### WHAT YOU SHOULD DO
Every record must be repeated exactly, with no omission.

===== DATASET RECORDS

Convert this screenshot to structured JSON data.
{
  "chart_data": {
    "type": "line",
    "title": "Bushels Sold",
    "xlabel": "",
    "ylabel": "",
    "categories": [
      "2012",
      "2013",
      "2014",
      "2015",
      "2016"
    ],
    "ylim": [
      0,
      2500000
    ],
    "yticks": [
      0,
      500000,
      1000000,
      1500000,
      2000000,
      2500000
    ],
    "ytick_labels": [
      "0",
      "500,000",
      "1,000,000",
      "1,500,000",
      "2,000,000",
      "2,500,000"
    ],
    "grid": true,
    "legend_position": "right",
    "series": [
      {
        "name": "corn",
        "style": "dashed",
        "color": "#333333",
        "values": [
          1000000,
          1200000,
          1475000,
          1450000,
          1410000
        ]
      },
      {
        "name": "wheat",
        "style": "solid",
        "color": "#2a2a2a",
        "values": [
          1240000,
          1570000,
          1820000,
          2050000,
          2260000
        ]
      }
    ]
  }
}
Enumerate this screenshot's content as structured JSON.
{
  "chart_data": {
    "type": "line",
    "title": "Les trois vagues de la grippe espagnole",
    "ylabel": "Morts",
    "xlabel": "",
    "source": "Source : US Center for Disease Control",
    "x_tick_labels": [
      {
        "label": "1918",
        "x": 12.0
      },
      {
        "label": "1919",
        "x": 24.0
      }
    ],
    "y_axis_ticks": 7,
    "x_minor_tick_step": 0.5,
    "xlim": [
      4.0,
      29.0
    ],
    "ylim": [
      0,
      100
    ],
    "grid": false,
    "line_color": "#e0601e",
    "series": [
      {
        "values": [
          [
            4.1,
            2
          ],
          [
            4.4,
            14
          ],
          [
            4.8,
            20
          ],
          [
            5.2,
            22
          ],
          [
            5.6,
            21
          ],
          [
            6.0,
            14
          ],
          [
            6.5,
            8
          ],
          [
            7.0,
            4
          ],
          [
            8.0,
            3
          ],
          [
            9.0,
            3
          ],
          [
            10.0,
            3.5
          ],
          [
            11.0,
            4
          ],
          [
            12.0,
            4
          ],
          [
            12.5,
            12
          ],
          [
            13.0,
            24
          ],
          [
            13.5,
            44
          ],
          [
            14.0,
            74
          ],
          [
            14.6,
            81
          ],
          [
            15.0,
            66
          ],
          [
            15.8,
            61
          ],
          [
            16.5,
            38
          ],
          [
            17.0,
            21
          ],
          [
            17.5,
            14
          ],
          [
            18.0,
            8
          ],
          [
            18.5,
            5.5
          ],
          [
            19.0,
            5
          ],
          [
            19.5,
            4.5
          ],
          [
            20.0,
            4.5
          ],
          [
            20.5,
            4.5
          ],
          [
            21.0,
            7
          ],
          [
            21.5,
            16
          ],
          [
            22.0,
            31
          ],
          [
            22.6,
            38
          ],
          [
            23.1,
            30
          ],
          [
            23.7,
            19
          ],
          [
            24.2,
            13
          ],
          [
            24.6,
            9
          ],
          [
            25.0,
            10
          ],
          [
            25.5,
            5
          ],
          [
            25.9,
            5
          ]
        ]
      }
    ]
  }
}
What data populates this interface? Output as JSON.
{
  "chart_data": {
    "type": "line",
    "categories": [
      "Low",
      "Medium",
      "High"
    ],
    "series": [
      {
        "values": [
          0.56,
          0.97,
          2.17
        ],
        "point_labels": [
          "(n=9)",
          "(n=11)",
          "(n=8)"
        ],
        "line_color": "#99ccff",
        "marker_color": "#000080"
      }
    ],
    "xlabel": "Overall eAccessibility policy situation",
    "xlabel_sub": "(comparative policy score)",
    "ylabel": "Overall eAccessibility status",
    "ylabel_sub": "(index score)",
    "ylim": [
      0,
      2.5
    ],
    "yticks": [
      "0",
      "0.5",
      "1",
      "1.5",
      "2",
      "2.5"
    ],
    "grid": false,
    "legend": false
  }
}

==========

### WRITTEN SOLUTION
Convert this screenshot to structured JSON data.
{
  "chart_data": {
    "type": "line",
    "title": "Bushels Sold",
    "xlabel": "",
    "ylabel": "",
    "categories": [
      "2012",
      "2013",
      "2014",
      "2015",
      "2016"
    ],
    "ylim": [
      0,
      2500000
    ],
    "yticks": [
      0,
      500000,
      1000000,
      1500000,
      2000000,
      2500000
    ],
    "ytick_labels": [
      "0",
      "500,000",
      "1,000,000",
      "1,500,000",
      "2,000,000",
      "2,500,000"
    ],
    "grid": true,
    "legend_position": "right",
    "series": [
      {
        "name": "corn",
        "style": "dashed",
        "color": "#333333",
        "values": [
          1000000,
          1200000,
          1475000,
          1450000,
          1410000
        ]
      },
      {
        "name": "wheat",
        "style": "solid",
        "color": "#2a2a2a",
        "values": [
          1240000,
          1570000,
          1820000,
          2050000,
          2260000
        ]
      }
    ]
  }
}
Enumerate this screenshot's content as structured JSON.
{
  "chart_data": {
    "type": "line",
    "title": "Les trois vagues de la grippe espagnole",
    "ylabel": "Morts",
    "xlabel": "",
    "source": "Source : US Center for Disease Control",
    "x_tick_labels": [
      {
        "label": "1918",
        "x": 12.0
      },
      {
        "label": "1919",
        "x": 24.0
      }
    ],
    "y_axis_ticks": 7,
    "x_minor_tick_step": 0.5,
    "xlim": [
      4.0,
      29.0
    ],
    "ylim": [
      0,
      100
    ],
    "grid": false,
    "line_color": "#e0601e",
    "series": [
      {
        "values": [
          [
            4.1,
            2
          ],
          [
            4.4,
            14
          ],
          [
            4.8,
            20
          ],
          [
            5.2,
            22
          ],
          [
            5.6,
            21
          ],
          [
            6.0,
            14
          ],
          [
            6.5,
            8
          ],
          [
            7.0,
            4
          ],
          [
            8.0,
            3
          ],
          [
            9.0,
            3
          ],
          [
            10.0,
            3.5
          ],
          [
            11.0,
            4
          ],
          [
            12.0,
            4
          ],
          [
            12.5,
            12
          ],
          [
            13.0,
            24
          ],
          [
            13.5,
            44
          ],
          [
            14.0,
            74
          ],
          [
            14.6,
            81
          ],
          [
            15.0,
            66
          ],
          [
            15.8,
            61
          ],
          [
            16.5,
            38
          ],
          [
            17.0,
            21
          ],
          [
            17.5,
            14
          ],
          [
            18.0,
            8
          ],
          [
            18.5,
            5.5
          ],
          [
            19.0,
            5
          ],
          [
            19.5,
            4.5
          ],
          [
            20.0,
            4.5
          ],
          [
            20.5,
            4.5
          ],
          [
            21.0,
            7
          ],
          [
            21.5,
            16
          ],
          [
            22.0,
            31
          ],
          [
            22.6,
            38
          ],
          [
            23.1,
            30
          ],
          [
            23.7,
            19
          ],
          [
            24.2,
            13
          ],
          [
            24.6,
            9
          ],
          [
            25.0,
            10
          ],
          [
            25.5,
            5
          ],
          [
            25.9,
            5
          ]
        ]
      }
    ]
  }
}
What data populates this interface? Output as JSON.
{
  "chart_data": {
    "type": "line",
    "categories": [
      "Low",
      "Medium",
      "High"
    ],
    "series": [
      {
        "values": [
          0.56,
          0.97,
          2.17
        ],
        "point_labels": [
          "(n=9)",
          "(n=11)",
          "(n=8)"
        ],
        "line_color": "#99ccff",
        "marker_color": "#000080"
      }
    ],
    "xlabel": "Overall eAccessibility policy situation",
    "xlabel_sub": "(comparative policy score)",
    "ylabel": "Overall eAccessibility status",
    "ylabel_sub": "(index score)",
    "ylim": [
      0,
      2.5
    ],
    "yticks": [
      "0",
      "0.5",
      "1",
      "1.5",
      "2",
      "2.5"
    ],
    "grid": false,
    "legend": false
  }
}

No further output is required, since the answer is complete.